WHAT THE TASK ASKS:
Exactly how many lines have the word "count"? Answer with the bare number.

**** EXERCISE INPUTS

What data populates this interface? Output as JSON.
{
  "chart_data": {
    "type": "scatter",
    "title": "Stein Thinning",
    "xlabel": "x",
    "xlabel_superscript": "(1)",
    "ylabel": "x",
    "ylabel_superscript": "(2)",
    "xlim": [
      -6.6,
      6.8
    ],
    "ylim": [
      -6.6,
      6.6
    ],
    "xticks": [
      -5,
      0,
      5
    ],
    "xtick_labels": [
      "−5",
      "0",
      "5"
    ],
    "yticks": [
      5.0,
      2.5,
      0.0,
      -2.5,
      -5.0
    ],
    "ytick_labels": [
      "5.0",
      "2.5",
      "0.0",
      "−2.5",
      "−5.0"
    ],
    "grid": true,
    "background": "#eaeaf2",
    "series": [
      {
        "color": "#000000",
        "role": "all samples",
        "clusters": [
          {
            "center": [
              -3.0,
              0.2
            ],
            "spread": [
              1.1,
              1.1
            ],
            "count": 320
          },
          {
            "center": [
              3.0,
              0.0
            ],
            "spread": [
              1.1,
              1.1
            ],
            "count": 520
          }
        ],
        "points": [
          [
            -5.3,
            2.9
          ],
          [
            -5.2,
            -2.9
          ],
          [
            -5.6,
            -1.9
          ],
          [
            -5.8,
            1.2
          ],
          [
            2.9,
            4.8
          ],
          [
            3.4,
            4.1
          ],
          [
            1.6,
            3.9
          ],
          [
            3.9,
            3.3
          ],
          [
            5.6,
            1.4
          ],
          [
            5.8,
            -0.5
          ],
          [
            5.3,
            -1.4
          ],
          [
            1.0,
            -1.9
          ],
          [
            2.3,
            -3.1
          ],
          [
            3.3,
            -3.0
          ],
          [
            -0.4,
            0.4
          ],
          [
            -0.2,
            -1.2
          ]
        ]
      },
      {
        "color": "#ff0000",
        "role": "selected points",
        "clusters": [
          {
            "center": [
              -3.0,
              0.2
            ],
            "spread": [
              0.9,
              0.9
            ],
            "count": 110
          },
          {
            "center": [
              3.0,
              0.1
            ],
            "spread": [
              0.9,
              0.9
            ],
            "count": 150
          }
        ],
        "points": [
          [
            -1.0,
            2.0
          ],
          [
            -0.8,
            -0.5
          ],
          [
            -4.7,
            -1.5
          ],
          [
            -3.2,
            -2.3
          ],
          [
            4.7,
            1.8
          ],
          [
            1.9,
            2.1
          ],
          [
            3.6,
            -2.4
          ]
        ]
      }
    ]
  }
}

********

OUTPUT:
4